● Exercise objective:
Which lines below hold the word "Decode"? Report each one.

● Task input:
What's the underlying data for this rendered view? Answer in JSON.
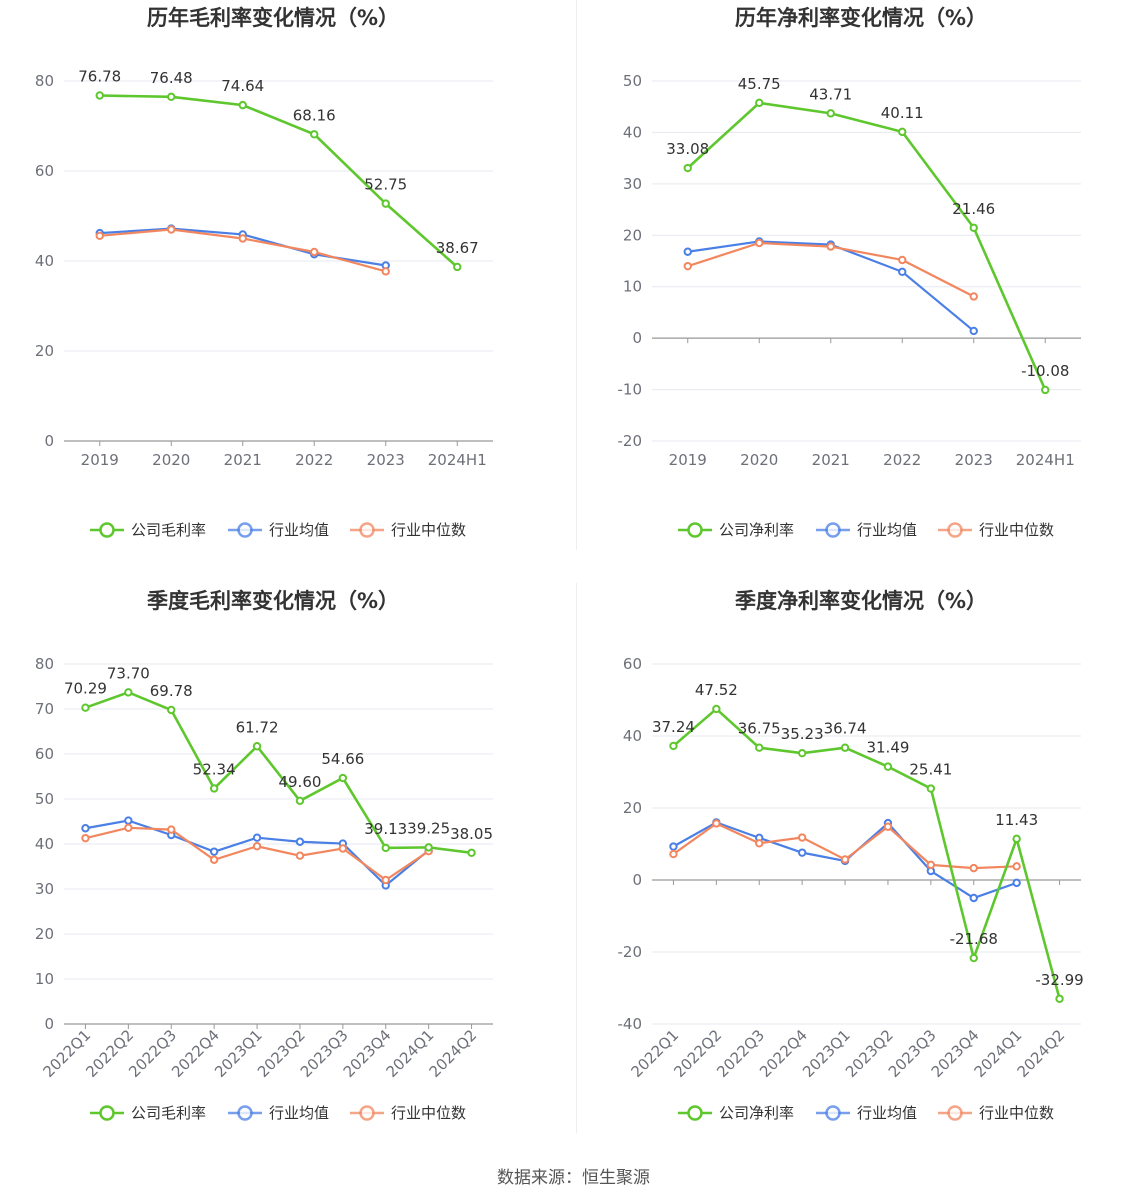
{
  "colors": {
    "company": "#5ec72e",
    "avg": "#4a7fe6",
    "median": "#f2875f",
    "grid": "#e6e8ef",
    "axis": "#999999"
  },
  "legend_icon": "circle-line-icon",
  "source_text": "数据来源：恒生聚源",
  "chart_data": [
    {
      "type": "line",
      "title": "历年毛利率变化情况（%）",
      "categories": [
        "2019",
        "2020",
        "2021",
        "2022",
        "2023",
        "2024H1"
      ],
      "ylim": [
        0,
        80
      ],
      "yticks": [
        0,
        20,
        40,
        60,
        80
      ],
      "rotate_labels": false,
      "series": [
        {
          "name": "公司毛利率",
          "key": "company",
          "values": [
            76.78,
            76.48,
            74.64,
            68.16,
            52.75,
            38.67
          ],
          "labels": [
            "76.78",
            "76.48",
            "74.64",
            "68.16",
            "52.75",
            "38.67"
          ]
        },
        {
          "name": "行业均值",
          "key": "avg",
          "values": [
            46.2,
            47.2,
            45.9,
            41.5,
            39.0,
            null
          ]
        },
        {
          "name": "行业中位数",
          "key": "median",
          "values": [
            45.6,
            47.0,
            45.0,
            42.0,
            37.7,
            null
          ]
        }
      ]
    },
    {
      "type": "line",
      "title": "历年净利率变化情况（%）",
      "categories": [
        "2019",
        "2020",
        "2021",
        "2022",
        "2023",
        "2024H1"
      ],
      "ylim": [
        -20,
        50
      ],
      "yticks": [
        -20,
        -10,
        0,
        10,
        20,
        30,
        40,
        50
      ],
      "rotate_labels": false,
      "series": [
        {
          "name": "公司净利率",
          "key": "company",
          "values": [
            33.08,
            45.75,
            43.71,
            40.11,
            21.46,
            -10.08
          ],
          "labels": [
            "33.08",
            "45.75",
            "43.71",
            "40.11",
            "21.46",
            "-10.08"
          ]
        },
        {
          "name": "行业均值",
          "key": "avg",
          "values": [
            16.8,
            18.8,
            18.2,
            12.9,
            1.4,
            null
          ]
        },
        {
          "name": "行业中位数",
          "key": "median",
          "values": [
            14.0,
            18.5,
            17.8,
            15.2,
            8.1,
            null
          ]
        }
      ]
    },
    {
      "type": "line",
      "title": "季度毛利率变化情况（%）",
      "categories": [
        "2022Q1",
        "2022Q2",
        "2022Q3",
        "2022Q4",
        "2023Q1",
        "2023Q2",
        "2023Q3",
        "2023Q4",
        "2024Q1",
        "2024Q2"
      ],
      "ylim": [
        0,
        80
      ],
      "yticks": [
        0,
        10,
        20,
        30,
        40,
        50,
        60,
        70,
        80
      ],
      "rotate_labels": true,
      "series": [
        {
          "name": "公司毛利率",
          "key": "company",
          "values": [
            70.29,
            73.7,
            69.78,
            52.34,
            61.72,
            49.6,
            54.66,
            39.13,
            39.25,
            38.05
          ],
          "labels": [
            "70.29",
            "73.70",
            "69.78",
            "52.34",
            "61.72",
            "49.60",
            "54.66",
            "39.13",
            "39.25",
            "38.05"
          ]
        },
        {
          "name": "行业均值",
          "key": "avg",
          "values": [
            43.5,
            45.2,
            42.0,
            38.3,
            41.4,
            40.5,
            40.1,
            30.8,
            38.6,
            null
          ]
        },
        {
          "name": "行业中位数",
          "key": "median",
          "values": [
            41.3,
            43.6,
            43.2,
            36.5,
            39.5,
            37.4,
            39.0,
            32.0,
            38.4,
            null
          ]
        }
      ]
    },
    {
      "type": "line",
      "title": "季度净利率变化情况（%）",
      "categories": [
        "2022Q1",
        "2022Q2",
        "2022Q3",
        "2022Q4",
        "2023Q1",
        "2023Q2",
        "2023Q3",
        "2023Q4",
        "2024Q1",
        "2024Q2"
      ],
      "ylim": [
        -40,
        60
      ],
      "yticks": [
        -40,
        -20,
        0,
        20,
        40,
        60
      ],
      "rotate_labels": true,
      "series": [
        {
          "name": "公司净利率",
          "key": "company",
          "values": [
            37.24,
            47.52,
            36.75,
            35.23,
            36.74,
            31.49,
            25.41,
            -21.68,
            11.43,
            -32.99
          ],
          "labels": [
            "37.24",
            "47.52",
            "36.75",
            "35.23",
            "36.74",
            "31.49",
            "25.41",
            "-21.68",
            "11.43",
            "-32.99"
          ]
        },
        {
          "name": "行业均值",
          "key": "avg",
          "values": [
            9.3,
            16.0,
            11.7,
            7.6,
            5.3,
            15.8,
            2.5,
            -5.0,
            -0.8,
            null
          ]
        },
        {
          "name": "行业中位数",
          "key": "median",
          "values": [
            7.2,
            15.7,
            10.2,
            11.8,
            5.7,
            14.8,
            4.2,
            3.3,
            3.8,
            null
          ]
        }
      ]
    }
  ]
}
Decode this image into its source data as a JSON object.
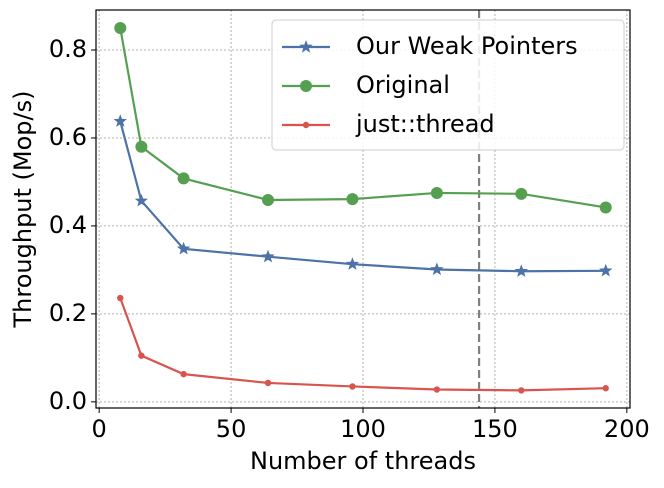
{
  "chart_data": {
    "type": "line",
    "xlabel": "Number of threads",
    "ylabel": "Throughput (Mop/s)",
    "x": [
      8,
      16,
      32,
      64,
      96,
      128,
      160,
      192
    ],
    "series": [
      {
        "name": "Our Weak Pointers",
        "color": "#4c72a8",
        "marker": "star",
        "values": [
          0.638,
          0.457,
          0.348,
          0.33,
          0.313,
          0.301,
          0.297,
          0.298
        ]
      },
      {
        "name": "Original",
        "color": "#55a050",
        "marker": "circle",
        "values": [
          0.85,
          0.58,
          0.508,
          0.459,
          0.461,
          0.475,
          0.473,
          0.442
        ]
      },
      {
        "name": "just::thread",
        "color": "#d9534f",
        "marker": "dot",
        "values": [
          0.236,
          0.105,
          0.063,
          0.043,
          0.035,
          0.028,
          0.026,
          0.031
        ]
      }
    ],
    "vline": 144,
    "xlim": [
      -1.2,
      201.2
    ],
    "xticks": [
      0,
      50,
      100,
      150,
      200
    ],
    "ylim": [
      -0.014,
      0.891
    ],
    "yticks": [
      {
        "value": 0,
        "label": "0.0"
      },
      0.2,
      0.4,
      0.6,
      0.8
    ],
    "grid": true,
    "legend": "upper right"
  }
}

---

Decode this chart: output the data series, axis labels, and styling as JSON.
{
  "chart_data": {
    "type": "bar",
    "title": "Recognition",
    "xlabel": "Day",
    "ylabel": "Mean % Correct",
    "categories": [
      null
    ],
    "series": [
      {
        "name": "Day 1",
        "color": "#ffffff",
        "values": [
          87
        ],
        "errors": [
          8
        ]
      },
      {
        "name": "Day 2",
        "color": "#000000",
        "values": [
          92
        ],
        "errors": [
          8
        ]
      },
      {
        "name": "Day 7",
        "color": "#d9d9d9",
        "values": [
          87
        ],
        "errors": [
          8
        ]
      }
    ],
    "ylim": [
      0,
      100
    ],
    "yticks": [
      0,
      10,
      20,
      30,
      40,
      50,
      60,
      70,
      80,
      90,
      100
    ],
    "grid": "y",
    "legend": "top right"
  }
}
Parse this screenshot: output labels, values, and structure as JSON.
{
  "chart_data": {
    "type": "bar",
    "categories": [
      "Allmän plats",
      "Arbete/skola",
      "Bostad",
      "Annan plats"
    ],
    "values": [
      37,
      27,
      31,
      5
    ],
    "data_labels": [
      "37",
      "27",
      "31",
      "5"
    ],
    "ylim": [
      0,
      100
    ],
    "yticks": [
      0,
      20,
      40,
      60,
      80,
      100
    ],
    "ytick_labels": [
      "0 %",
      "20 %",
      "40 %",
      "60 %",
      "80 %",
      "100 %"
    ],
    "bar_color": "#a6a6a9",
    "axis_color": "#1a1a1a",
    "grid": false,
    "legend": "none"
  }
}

● Answer to this exercise:
Decode this image into its source data as a JSON object.
Decode this chart: output the data series, axis labels, and styling as JSON.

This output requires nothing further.